* KUTIPAN SUMBER *
Hukum Perkawinan Wanita Hamil di Luar Nikah dan Status Anak yang Dilahirkan Menurut Empat Mazhab

Oleh Lia Anggreini*

Terjadinya wanita hamil di luar nikah yang hal ini sangat dilarang oleh agama, norma, etika dan perundang-undangan negara, selain karena adanya pergaulan bebas juga karena lemah (rapuhnya) iman pada masing-masing pihak. Oleh karenanya untuk mengantisipasi perbuatan yang keji dan terlarang itu pendidikan agama yang mendalam dan kesadaran hukum semakin diperlukan.

Islam telah mengharamkan zina dan penyebab-penyebabnya seperti ikhtilath (percampuran antara laki-laki dan perempuan) yang diharamkan dan khalwat yang merusak. Islam berusaha dengan sungguh-sungguh agar masyarakat Muslim menjadi masyarakat yang bersih dari berbagai penyakit sosial yang membinasakan.

* CUPLIKAN DATA *
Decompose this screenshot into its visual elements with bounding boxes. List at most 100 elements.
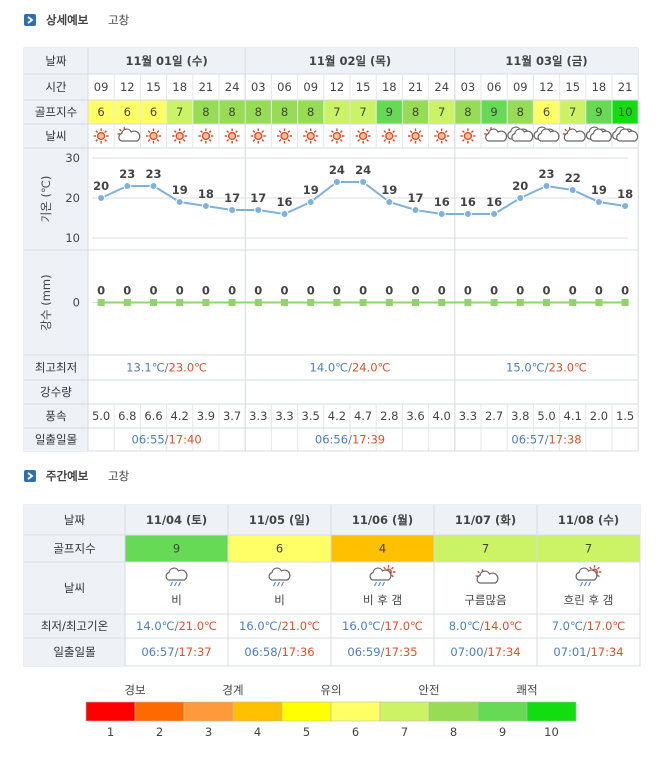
* * *
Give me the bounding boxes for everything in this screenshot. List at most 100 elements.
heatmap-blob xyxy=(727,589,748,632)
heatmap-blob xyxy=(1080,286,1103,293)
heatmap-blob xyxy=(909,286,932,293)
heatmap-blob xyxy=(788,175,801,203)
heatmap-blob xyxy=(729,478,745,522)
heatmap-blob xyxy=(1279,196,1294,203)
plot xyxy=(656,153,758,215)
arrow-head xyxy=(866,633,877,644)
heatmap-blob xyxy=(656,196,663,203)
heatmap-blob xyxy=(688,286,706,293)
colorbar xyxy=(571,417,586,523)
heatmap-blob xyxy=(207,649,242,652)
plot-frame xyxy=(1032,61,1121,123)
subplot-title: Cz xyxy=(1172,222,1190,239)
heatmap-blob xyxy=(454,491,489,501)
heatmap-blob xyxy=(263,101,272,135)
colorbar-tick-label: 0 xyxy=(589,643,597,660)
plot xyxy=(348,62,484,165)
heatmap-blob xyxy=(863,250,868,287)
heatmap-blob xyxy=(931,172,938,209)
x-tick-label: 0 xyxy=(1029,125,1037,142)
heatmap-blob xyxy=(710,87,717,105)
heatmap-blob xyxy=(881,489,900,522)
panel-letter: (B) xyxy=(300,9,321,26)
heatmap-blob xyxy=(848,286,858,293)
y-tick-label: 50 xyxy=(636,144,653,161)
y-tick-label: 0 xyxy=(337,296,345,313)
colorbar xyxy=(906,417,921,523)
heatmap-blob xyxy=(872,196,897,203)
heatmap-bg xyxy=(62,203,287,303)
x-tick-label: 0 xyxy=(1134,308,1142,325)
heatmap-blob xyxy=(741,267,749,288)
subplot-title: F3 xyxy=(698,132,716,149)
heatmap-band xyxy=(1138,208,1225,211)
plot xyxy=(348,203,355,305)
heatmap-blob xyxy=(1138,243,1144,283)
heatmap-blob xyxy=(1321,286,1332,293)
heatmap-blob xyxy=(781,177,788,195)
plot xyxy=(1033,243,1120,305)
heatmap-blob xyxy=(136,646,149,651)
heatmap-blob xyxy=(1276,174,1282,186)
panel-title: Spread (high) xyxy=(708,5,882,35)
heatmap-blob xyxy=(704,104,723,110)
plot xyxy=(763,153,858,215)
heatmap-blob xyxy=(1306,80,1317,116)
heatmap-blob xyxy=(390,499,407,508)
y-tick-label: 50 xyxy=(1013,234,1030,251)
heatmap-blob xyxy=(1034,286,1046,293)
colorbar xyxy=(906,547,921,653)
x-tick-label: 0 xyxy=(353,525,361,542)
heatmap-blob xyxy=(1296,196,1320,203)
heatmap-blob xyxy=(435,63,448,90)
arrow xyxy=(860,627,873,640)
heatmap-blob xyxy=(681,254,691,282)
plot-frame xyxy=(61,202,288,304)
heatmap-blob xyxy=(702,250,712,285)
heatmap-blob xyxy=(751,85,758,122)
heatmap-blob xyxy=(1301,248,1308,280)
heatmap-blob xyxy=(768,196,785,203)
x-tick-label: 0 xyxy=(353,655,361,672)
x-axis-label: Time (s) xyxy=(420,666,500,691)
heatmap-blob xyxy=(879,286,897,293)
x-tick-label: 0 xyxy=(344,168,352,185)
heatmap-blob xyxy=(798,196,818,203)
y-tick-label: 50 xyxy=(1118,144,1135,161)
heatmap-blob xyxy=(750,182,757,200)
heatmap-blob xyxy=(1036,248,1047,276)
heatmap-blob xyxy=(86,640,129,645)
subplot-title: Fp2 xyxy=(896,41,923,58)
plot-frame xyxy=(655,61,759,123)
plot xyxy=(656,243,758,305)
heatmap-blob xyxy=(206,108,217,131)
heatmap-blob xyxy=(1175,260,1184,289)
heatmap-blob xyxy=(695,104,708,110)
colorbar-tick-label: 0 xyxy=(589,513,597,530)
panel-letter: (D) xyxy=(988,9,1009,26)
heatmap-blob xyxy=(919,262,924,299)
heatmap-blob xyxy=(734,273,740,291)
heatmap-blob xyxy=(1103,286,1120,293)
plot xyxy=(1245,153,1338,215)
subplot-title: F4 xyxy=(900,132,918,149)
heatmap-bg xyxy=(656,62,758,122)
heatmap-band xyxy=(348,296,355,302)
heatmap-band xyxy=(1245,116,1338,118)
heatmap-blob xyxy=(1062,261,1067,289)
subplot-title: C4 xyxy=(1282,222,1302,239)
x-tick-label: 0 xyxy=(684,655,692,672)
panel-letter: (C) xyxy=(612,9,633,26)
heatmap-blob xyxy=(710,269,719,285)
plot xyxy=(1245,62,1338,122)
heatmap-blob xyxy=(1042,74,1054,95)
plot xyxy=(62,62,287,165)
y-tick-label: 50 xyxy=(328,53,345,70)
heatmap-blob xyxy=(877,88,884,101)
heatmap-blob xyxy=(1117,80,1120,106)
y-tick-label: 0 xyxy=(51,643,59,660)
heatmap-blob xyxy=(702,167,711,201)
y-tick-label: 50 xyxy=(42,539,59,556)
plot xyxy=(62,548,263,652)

* TUGAS YANG DIKERJAKAN *
a) Tentukan apakah setiap pernyataan berikut sesuai dengan kutipan sumber, lalu jawab ya atau tidak disertai kata-kata penentu dari kutipan itu. (i) Islam mengharamkan khalwat. (ii) Pergaulan bebas disebut sebagai satu-satunya penyebab wanita hamil di luar nikah. (iii) Pendidikan agama yang mendalam dinyatakan semakin diperlukan.
b) Pada bagian kutipan sumber mulai dari "Hukum Perkawinan Wanita" sampai "sosial yang membinasakan.", ganti "masyarakat" dengan "komunitas", lalu tuliskan kembali bagian tersebut.

* HASIL YANG DIHARAPKAN *
a)
(i) Ya: "Islam telah mengharamkan zina dan penyebab-penyebabnya seperti ikhtilath (percampuran antara laki-laki dan perempuan) yang diharamkan dan khalwat yang merusak."
(ii) Tidak: "selain karena adanya pergaulan bebas juga karena lemah (rapuhnya) iman pada masing-masing pihak."
(iii) Ya: "pendidikan agama yang mendalam dan kesadaran hukum semakin diperlukan."

b)
Hukum Perkawinan Wanita Hamil di Luar Nikah dan Status Anak yang Dilahirkan Menurut Empat Mazhab

Oleh Lia Anggreini*

Terjadinya wanita hamil di luar nikah yang hal ini sangat dilarang oleh agama, norma, etika dan perundang-undangan negara, selain karena adanya pergaulan bebas juga karena lemah (rapuhnya) iman pada masing-masing pihak. Oleh karenanya untuk mengantisipasi perbuatan yang keji dan terlarang itu pendidikan agama yang mendalam dan kesadaran hukum semakin diperlukan.

Islam telah mengharamkan zina dan penyebab-penyebabnya seperti ikhtilath (percampuran antara laki-laki dan perempuan) yang diharamkan dan khalwat yang merusak. Islam berusaha dengan sungguh-sungguh agar komunitas Muslim menjadi komunitas yang bersih dari berbagai penyakit sosial yang membinasakan.